Task brief: Determine how many lines of the entries contain "Sign". Reply with that number alone.

Extracted records:
* START *

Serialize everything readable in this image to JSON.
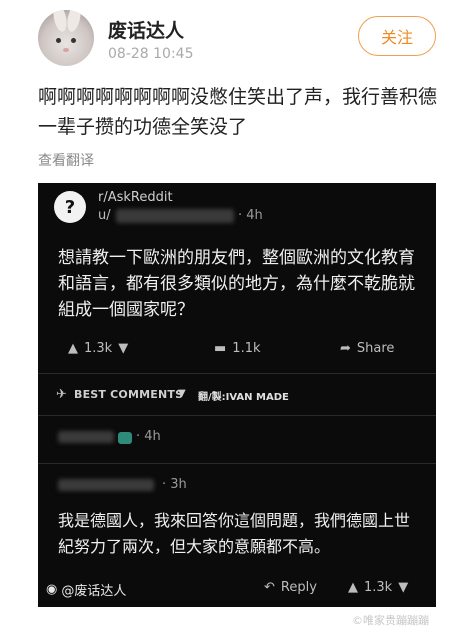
{
  "post": {
    "username": "废话达人",
    "timestamp": "08-28 10:45",
    "follow_label": "关注",
    "text": "啊啊啊啊啊啊啊啊没憋住笑出了声，我行善积德一辈子攒的功德全笑没了",
    "translate_label": "查看翻译"
  },
  "reddit": {
    "subreddit": "r/AskReddit",
    "user_prefix": "u/",
    "post_time": "· 4h",
    "title": "想請教一下歐洲的朋友們，整個歐洲的文化教育和語言，都有很多類似的地方，為什麼不乾脆就組成一個國家呢？",
    "upvotes": "1.3k",
    "comments": "1.1k",
    "share_label": "Share",
    "best_comments_label": "BEST COMMENTS",
    "credit": "翻/製:IVAN MADE",
    "comment1_time": "· 4h",
    "comment2_time": "· 3h",
    "comment_body": "我是德國人，我來回答你這個問題，我們德國上世紀努力了兩次，但大家的意願都不高。",
    "reply_label": "Reply",
    "comment_votes": "1.3k",
    "watermark": "@废话达人"
  },
  "corner_watermark": "©唯家贵蹦蹦蹦"
}
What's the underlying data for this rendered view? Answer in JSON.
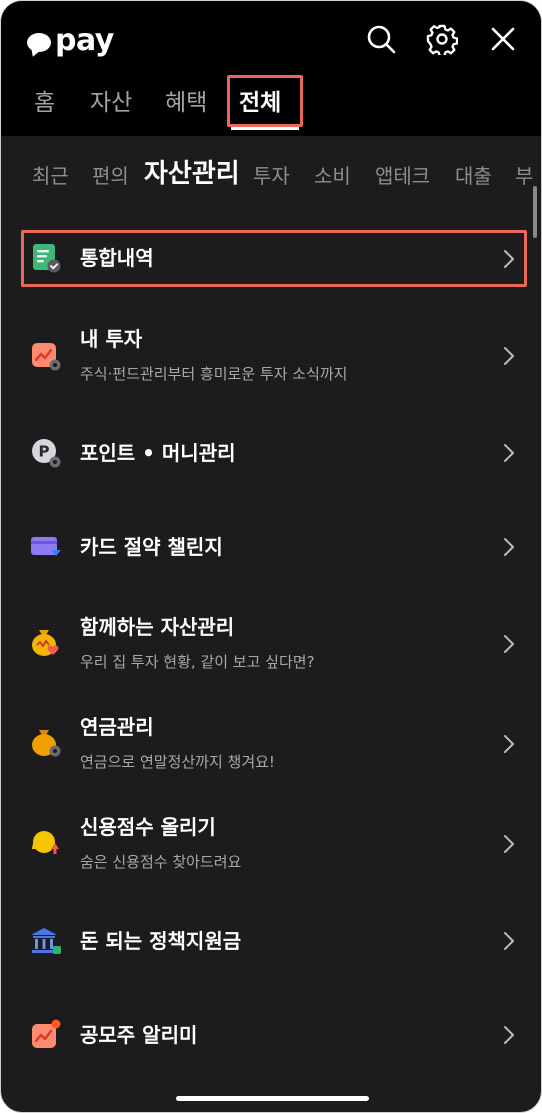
{
  "header": {
    "logo_text": "pay",
    "icons": [
      "search-icon",
      "gear-icon",
      "close-icon"
    ]
  },
  "tabs": [
    {
      "label": "홈"
    },
    {
      "label": "자산"
    },
    {
      "label": "혜택"
    },
    {
      "label": "전체",
      "active": true
    }
  ],
  "subtabs": [
    {
      "label": "최근"
    },
    {
      "label": "편의"
    },
    {
      "label": "자산관리",
      "active": true
    },
    {
      "label": "투자"
    },
    {
      "label": "소비"
    },
    {
      "label": "앱테크"
    },
    {
      "label": "대출"
    },
    {
      "label": "부"
    }
  ],
  "menu": [
    {
      "title": "통합내역",
      "subtitle": "",
      "icon": "document-check-icon"
    },
    {
      "title": "내 투자",
      "subtitle": "주식·펀드관리부터 흥미로운 투자 소식까지",
      "icon": "investment-chart-icon"
    },
    {
      "title": "포인트 • 머니관리",
      "subtitle": "",
      "icon": "point-coin-icon"
    },
    {
      "title": "카드 절약 챌린지",
      "subtitle": "",
      "icon": "card-challenge-icon"
    },
    {
      "title": "함께하는 자산관리",
      "subtitle": "우리 집 투자 현황, 같이 보고 싶다면?",
      "icon": "shared-money-bag-icon"
    },
    {
      "title": "연금관리",
      "subtitle": "연금으로 연말정산까지 챙겨요!",
      "icon": "pension-bag-icon"
    },
    {
      "title": "신용점수 올리기",
      "subtitle": "숨은 신용점수 찾아드려요",
      "icon": "credit-score-icon"
    },
    {
      "title": "돈 되는 정책지원금",
      "subtitle": "",
      "icon": "bank-building-icon"
    },
    {
      "title": "공모주 알리미",
      "subtitle": "",
      "icon": "ipo-alert-icon"
    }
  ],
  "colors": {
    "background": "#1c1c1e",
    "header_background": "#000000",
    "highlight": "#e9685b",
    "text_primary": "#ffffff",
    "text_secondary": "#a8a8aa"
  }
}
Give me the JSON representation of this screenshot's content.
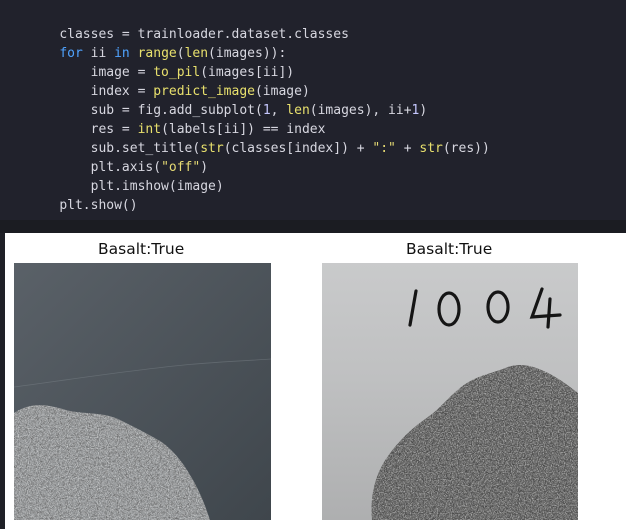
{
  "code": {
    "lines": [
      {
        "text": "classes = trainloader.dataset.classes"
      },
      {
        "text": "for ii in range(len(images)):"
      },
      {
        "text": "    image = to_pil(images[ii])"
      },
      {
        "text": "    index = predict_image(image)"
      },
      {
        "text": "    sub = fig.add_subplot(1, len(images), ii+1)"
      },
      {
        "text": "    res = int(labels[ii]) == index"
      },
      {
        "text": "    sub.set_title(str(classes[index]) + \":\" + str(res))"
      },
      {
        "text": "    plt.axis(\"off\")"
      },
      {
        "text": "    plt.imshow(image)"
      },
      {
        "text": "plt.show()"
      }
    ]
  },
  "output": {
    "subplots": [
      {
        "title": "Basalt:True"
      },
      {
        "title": "Basalt:True",
        "handwritten": "1004"
      }
    ]
  }
}
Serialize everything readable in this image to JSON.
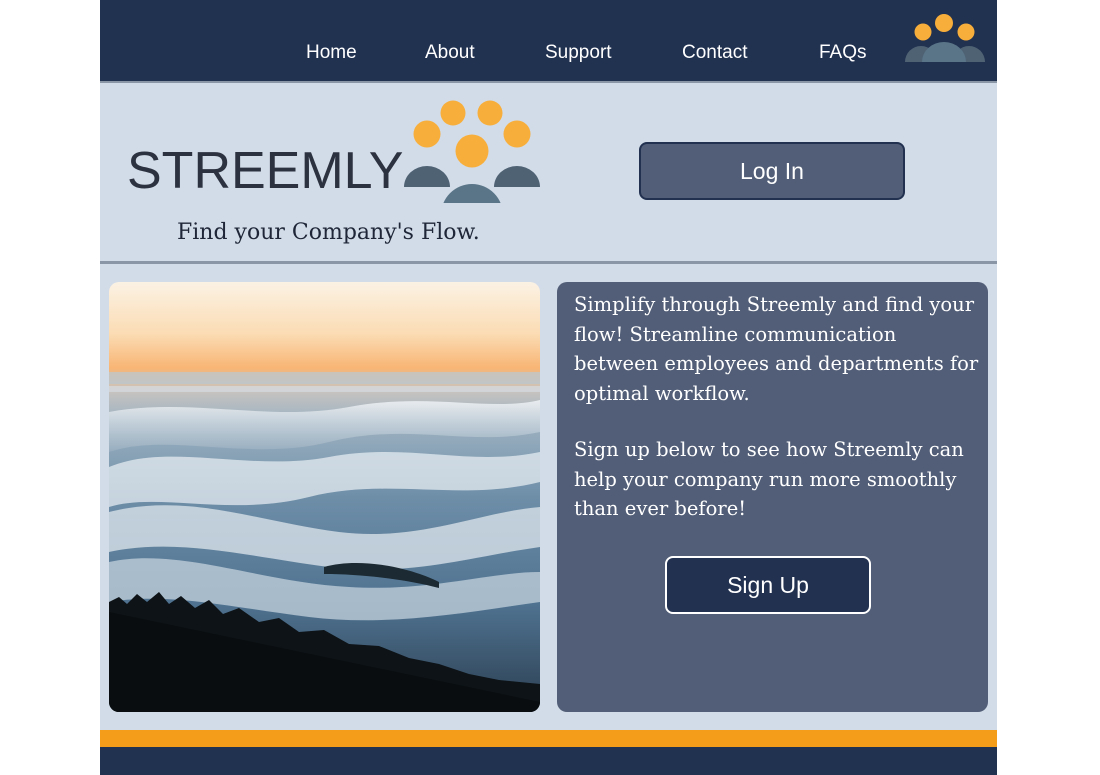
{
  "nav": {
    "links": [
      "Home",
      "About",
      "Support",
      "Contact",
      "FAQs"
    ],
    "logo_icon": "people-group-icon"
  },
  "header": {
    "brand_name": "STREEMLY",
    "tagline": "Find your Company's Flow.",
    "login_label": "Log In",
    "logo_icon": "people-group-icon"
  },
  "hero": {
    "image": "fog-over-forest-photo"
  },
  "info": {
    "paragraph_1": "Simplify through Streemly and find your flow! Streamline communication between employees and departments for optimal workflow.",
    "paragraph_2": "Sign up below to see how Streemly can help your company run more smoothly than ever before!",
    "signup_label": "Sign Up"
  },
  "colors": {
    "navy": "#213150",
    "slate": "#525e77",
    "background": "#d2dce8",
    "accent_orange": "#f49d1a",
    "logo_orange": "#f8ae3a",
    "logo_gray": "#4e6274"
  }
}
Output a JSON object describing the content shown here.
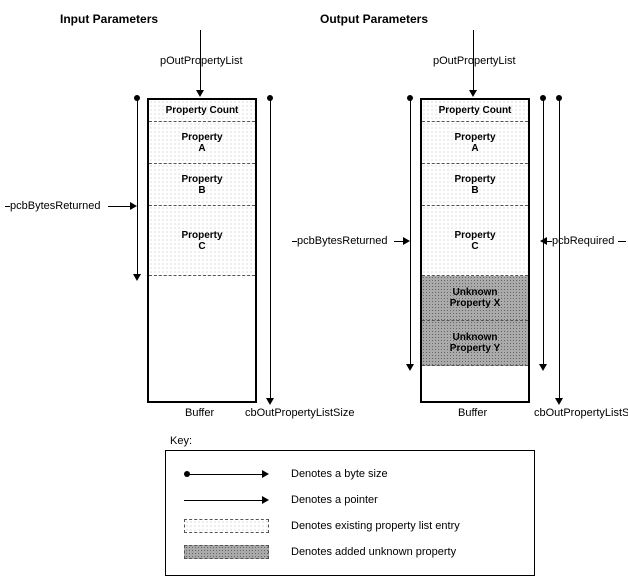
{
  "titles": {
    "input": "Input Parameters",
    "output": "Output Parameters"
  },
  "pointer_label": "pOutPropertyList",
  "segments": {
    "count": "Property Count",
    "a_1": "Property",
    "a_2": "A",
    "b_1": "Property",
    "b_2": "B",
    "c_1": "Property",
    "c_2": "C",
    "ux_1": "Unknown",
    "ux_2": "Property X",
    "uy_1": "Unknown",
    "uy_2": "Property Y"
  },
  "labels": {
    "buffer": "Buffer",
    "cb_out": "cbOutPropertyListSize",
    "pcb_returned": "pcbBytesReturned",
    "pcb_required": "pcbRequired"
  },
  "key": {
    "title": "Key:",
    "byte_size": "Denotes a byte size",
    "pointer": "Denotes a pointer",
    "existing": "Denotes existing property list entry",
    "unknown": "Denotes added unknown property"
  }
}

* END *

The solution: 2